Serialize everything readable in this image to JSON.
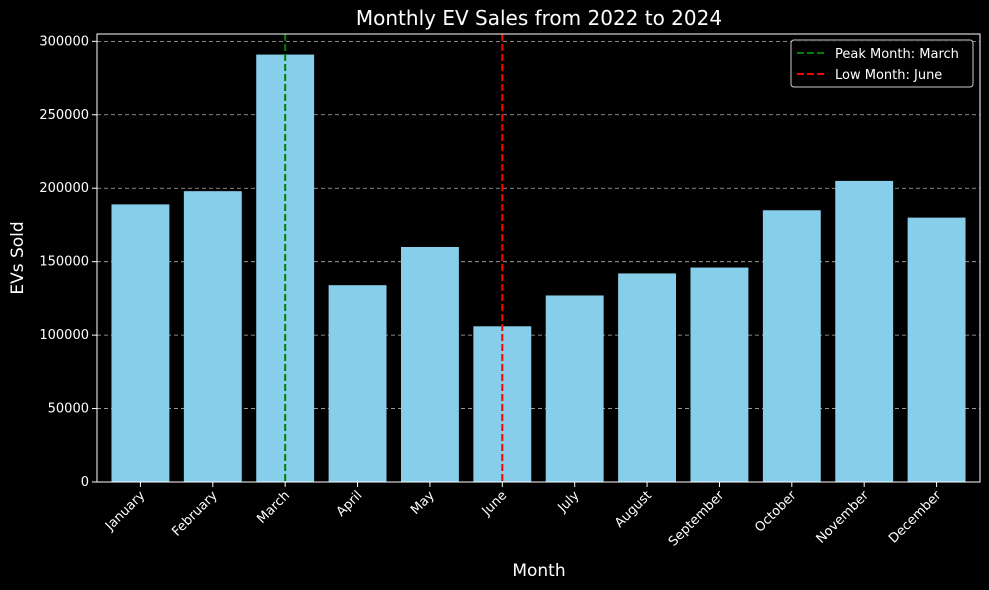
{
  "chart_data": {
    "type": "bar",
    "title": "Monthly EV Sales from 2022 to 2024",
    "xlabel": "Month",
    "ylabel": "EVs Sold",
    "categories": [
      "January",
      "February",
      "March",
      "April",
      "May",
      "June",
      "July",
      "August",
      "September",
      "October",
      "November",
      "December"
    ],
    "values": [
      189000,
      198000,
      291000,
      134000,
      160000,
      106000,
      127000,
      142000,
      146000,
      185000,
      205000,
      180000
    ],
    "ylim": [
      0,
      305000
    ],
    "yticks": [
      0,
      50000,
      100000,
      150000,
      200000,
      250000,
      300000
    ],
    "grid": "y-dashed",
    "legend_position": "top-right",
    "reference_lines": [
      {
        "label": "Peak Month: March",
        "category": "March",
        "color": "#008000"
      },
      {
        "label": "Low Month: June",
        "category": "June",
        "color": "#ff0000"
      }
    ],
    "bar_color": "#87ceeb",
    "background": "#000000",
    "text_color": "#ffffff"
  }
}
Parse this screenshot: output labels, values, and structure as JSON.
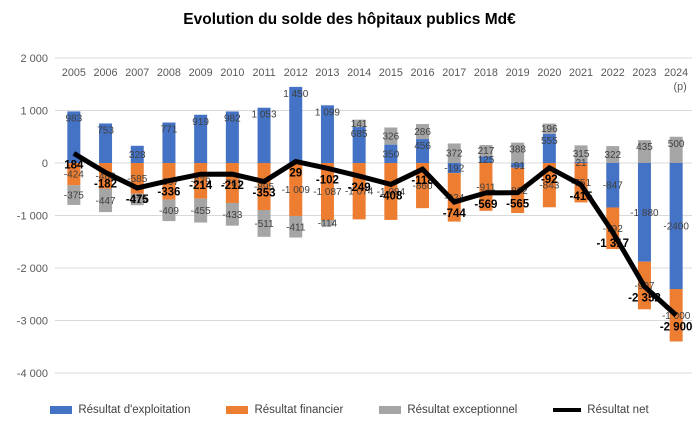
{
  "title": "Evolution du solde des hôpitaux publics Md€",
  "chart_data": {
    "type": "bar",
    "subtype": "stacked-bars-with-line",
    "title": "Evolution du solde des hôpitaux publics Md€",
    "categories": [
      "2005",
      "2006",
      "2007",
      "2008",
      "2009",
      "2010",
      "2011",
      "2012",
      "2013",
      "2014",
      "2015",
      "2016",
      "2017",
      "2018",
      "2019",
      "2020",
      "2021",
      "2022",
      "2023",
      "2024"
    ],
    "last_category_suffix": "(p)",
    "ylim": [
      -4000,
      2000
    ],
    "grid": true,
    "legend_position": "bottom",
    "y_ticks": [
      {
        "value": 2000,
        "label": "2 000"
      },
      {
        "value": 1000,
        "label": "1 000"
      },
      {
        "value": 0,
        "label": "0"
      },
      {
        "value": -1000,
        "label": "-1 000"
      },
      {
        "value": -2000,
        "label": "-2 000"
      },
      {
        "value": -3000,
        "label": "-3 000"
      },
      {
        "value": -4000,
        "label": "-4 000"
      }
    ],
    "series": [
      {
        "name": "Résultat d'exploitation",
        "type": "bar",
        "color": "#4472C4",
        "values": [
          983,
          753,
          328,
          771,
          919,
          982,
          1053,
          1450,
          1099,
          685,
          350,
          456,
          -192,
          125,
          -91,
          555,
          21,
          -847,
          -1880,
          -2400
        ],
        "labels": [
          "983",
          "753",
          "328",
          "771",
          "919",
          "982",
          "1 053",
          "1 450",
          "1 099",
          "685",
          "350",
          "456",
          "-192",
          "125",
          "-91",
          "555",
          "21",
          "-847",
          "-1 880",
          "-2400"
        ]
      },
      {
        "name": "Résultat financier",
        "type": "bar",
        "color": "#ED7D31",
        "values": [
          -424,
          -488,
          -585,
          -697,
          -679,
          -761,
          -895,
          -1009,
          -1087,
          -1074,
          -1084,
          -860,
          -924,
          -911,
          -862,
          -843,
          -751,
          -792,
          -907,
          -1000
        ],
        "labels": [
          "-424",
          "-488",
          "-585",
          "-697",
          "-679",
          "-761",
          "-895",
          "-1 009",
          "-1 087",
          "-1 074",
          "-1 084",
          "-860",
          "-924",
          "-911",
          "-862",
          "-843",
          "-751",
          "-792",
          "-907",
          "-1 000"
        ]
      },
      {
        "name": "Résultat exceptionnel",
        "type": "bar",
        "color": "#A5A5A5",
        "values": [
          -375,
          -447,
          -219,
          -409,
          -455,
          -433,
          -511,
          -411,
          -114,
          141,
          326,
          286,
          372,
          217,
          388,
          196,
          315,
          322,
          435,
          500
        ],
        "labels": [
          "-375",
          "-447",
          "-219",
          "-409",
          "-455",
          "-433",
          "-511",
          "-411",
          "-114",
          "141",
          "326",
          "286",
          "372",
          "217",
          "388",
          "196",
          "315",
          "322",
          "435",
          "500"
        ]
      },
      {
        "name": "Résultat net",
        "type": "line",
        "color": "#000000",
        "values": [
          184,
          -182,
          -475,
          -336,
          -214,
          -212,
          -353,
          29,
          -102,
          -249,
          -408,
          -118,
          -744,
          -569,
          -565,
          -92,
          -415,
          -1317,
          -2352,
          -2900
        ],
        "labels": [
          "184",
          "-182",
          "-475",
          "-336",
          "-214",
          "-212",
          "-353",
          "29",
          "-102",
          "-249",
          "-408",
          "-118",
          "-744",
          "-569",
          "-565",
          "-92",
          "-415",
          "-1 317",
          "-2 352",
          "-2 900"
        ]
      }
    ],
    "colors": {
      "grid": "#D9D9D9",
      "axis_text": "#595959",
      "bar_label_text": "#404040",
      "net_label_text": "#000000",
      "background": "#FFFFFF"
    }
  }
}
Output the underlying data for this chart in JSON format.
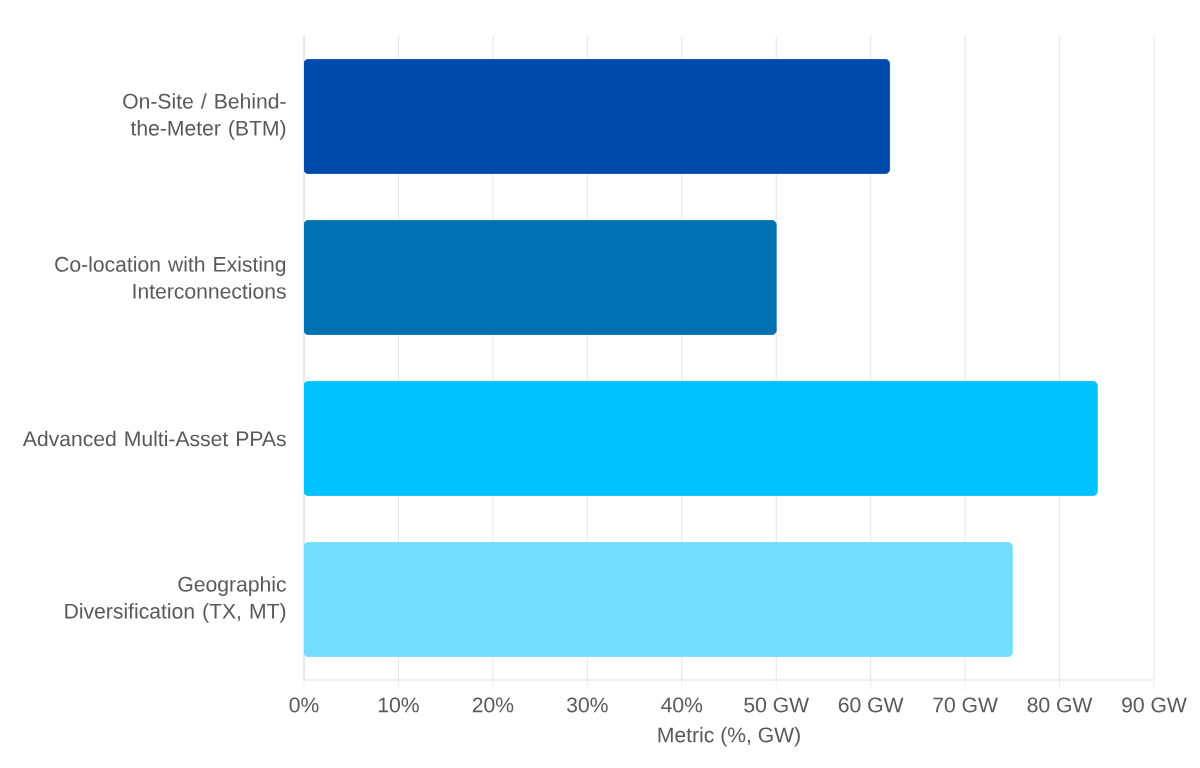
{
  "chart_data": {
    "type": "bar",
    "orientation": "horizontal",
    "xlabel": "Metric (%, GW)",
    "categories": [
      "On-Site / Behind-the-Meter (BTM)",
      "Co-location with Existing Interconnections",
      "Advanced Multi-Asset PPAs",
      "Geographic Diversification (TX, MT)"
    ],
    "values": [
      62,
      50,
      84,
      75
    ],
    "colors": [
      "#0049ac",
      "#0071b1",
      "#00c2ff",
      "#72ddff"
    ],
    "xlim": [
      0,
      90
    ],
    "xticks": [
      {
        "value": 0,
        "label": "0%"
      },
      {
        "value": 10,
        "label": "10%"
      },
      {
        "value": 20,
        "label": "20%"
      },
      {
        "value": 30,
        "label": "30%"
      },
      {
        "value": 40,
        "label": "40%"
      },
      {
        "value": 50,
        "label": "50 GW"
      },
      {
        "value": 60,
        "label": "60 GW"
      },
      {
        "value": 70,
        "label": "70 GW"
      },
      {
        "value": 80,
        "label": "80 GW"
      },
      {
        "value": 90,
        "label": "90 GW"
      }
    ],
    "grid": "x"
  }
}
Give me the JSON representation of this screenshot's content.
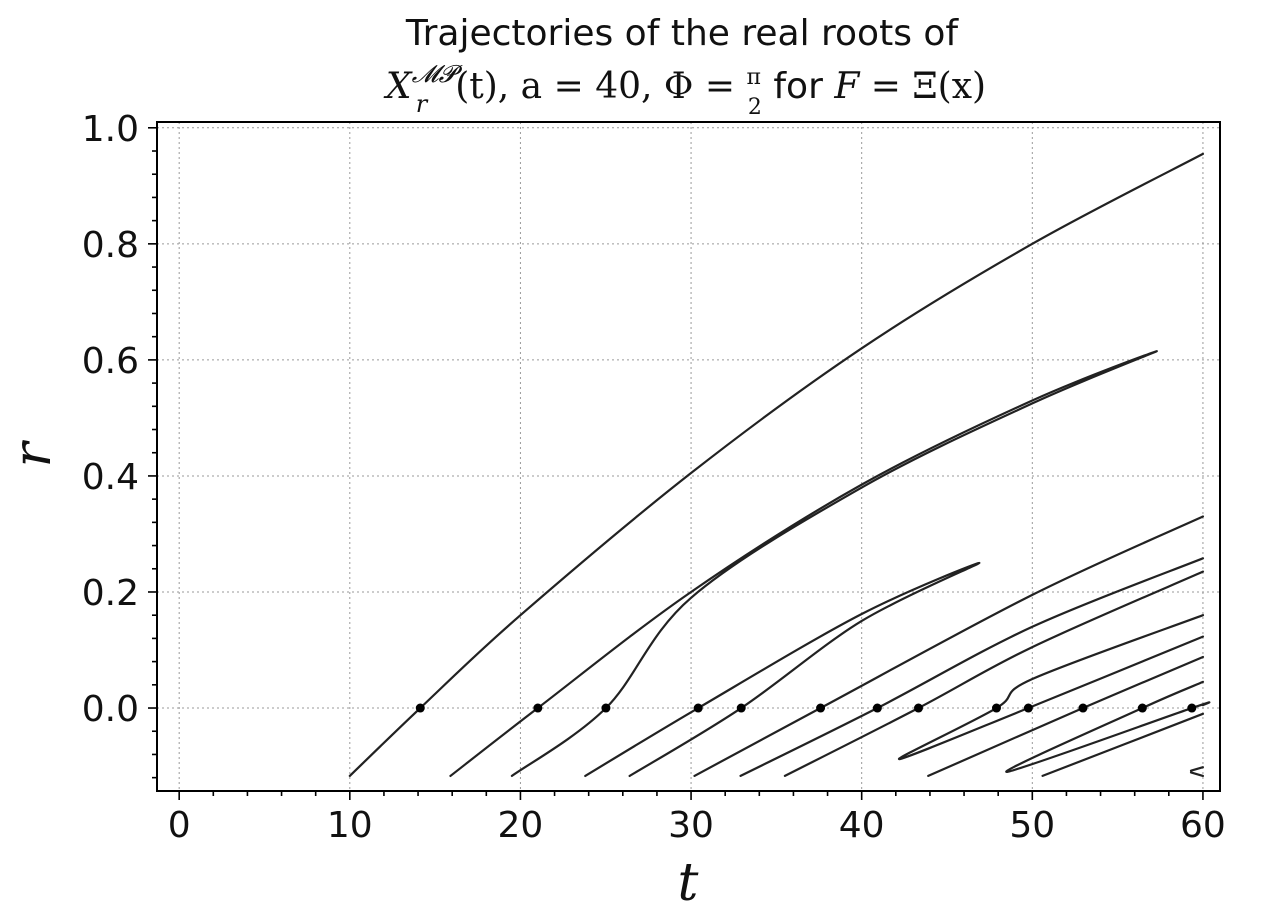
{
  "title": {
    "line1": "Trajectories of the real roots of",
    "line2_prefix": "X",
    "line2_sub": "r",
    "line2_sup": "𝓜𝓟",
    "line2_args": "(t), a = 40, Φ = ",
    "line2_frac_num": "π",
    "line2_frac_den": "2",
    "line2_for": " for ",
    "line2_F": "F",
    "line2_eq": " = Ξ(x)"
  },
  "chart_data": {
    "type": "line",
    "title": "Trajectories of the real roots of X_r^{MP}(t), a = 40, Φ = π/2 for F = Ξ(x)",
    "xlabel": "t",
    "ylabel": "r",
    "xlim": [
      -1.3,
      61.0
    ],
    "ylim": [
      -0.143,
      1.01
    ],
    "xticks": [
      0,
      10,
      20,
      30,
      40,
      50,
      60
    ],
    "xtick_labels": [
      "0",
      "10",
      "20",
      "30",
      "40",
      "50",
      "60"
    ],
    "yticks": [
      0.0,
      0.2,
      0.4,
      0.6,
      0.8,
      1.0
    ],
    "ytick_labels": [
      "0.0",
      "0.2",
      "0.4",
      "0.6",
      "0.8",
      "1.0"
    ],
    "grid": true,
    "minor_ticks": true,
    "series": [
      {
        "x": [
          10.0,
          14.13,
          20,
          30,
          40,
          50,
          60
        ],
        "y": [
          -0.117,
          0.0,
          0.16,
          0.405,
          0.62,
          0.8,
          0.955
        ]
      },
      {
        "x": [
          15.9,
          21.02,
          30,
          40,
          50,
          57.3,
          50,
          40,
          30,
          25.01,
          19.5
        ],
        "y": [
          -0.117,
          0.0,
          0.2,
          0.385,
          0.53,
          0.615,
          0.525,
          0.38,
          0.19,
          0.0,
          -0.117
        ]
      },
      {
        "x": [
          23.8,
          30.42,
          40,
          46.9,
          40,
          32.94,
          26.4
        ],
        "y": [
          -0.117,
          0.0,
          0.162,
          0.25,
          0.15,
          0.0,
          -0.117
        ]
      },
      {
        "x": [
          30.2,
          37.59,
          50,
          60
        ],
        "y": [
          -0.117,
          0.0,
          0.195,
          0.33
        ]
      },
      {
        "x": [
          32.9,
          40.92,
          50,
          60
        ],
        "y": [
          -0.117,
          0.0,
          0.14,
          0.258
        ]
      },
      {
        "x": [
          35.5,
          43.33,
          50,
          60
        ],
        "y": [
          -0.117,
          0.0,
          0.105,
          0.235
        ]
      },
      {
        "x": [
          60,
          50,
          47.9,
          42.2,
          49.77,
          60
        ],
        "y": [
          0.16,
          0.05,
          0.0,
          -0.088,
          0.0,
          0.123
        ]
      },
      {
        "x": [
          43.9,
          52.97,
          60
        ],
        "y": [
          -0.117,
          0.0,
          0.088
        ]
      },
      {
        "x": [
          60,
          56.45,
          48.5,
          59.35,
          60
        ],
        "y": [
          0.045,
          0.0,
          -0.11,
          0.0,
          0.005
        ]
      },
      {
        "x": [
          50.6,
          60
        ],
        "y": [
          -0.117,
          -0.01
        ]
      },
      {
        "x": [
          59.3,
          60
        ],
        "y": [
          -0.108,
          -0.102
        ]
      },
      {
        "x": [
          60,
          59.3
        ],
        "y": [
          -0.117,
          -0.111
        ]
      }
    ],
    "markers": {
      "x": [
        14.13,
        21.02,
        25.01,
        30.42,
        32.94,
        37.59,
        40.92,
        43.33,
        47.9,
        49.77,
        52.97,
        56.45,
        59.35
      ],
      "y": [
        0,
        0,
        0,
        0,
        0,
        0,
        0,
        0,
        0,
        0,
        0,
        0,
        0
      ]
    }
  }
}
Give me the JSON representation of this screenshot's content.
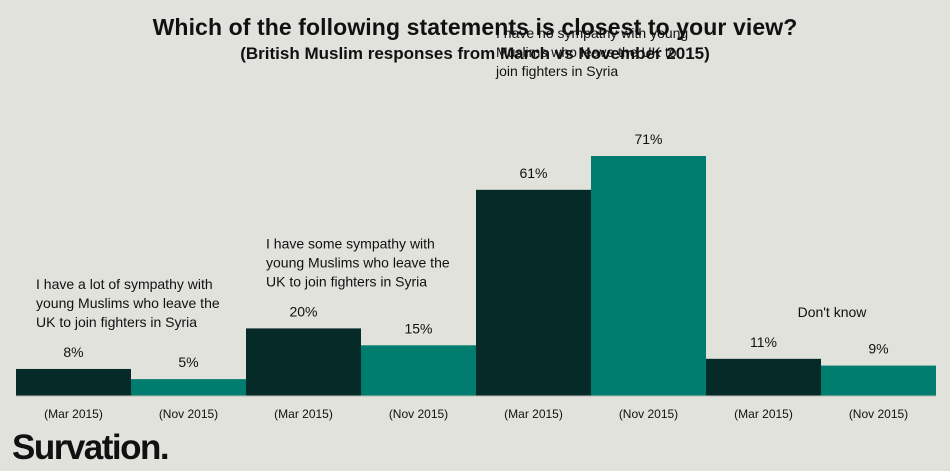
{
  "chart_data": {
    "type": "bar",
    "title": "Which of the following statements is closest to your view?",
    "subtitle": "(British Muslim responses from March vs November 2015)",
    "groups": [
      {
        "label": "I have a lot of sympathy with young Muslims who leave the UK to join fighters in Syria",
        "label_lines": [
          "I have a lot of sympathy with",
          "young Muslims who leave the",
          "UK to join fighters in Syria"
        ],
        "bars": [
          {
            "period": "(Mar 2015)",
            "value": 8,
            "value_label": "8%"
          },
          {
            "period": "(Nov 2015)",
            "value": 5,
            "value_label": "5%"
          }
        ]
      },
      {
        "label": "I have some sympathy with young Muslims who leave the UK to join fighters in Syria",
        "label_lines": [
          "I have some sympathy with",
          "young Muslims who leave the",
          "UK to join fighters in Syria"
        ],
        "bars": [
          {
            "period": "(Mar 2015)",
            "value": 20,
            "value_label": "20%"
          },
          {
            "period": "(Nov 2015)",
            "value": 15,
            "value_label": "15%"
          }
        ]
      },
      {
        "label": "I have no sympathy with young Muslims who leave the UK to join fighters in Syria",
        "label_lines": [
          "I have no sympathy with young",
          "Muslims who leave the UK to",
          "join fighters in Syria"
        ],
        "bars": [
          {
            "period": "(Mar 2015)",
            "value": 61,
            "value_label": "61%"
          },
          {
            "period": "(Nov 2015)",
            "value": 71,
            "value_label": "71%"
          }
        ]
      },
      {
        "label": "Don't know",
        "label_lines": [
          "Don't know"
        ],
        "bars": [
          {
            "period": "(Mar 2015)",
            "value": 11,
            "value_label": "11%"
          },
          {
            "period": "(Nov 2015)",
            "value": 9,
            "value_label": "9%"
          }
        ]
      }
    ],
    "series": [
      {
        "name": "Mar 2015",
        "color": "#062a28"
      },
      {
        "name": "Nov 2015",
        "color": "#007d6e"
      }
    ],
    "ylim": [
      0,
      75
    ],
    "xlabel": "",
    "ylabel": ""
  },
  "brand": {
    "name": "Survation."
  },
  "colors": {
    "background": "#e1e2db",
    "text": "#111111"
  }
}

::::::

Required work:
List all lines in the material containing the string "this".

Finished answer:
Serialize everything readable in this image to JSON.
Parse this screenshot: output labels, values, and structure as JSON.
Output the underlying data for this chart in JSON format.
Give me the JSON representation of this screenshot's content.
Give me the JSON representation of this screenshot's content.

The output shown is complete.